• EXERCISE PROMPT: Where a line in the listing below contains the word "words", copy that line.

--

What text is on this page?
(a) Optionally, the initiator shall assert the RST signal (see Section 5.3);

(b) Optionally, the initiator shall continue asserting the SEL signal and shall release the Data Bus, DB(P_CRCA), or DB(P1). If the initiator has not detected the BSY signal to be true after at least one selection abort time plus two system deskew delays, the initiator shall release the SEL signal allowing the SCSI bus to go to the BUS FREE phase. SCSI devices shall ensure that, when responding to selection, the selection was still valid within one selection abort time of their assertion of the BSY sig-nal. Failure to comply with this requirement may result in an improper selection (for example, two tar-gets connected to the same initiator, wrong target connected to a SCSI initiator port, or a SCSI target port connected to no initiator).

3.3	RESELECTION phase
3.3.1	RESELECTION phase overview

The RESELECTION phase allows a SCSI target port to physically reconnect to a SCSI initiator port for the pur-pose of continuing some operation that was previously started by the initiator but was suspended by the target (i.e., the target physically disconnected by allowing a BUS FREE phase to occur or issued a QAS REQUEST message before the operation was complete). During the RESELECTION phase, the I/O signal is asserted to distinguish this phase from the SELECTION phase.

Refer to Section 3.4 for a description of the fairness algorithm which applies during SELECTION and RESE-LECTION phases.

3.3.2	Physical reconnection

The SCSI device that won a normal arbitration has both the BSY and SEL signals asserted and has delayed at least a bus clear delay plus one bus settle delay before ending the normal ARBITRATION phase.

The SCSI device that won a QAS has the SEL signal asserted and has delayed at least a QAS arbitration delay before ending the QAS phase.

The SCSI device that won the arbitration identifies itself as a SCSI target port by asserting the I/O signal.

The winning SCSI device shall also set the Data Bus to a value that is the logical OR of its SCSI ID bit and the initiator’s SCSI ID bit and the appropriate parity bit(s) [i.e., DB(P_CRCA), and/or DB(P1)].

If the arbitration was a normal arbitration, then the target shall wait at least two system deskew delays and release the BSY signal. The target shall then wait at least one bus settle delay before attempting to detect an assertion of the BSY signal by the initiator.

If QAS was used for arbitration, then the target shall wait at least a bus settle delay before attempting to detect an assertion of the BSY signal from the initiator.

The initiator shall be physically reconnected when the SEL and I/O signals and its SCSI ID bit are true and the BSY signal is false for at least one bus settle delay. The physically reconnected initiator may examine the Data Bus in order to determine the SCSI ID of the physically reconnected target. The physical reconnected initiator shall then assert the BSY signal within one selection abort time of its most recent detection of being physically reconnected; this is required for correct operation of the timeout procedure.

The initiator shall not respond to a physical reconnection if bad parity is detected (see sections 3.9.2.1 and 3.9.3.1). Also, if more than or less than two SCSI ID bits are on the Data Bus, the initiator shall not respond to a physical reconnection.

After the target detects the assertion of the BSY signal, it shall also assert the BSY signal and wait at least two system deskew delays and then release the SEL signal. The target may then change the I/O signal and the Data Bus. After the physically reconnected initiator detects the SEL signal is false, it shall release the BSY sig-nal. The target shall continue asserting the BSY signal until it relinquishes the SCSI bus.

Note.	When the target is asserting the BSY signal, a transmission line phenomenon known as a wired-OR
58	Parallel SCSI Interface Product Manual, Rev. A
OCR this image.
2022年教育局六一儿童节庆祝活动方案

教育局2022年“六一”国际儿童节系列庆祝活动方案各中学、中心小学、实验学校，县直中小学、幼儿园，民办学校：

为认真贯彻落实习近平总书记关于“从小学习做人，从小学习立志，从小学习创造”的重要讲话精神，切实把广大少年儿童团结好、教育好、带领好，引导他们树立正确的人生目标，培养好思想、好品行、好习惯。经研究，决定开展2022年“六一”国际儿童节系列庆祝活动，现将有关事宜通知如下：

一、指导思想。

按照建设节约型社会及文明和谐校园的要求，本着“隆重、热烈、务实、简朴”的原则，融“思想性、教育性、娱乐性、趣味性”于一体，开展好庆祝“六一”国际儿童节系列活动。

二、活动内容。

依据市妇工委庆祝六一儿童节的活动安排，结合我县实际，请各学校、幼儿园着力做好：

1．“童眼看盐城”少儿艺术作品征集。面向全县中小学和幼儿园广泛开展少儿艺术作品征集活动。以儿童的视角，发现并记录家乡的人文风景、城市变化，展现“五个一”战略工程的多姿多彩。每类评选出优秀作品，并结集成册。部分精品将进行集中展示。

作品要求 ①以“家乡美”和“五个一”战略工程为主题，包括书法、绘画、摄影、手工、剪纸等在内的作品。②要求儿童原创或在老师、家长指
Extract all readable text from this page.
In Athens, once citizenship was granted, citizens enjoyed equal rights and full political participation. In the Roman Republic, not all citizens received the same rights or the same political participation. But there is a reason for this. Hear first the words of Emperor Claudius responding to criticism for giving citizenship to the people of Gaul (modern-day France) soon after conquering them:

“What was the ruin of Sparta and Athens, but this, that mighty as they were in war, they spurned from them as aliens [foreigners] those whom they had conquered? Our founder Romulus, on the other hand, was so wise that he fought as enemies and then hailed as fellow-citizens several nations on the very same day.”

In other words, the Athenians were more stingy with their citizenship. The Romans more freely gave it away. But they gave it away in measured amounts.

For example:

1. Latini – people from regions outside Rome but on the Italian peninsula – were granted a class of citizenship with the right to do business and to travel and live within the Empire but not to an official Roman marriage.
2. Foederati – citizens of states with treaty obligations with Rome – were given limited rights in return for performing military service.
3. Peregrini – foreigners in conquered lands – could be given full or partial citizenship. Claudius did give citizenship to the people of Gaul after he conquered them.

--

• EXERCISE RESULT:
In Athens, once citizenship was granted, citizens enjoyed equal rights and full political participation. In the Roman Republic, not all citizens received the same rights or the same political participation. But there is a reason for this. Hear first the words of Emperor Claudius responding to criticism for giving citizenship to the people of Gaul (modern-day France) soon after conquering them:
In other words, the Athenians were more stingy with their citizenship. The Romans more freely gave it away. But they gave it away in measured amounts.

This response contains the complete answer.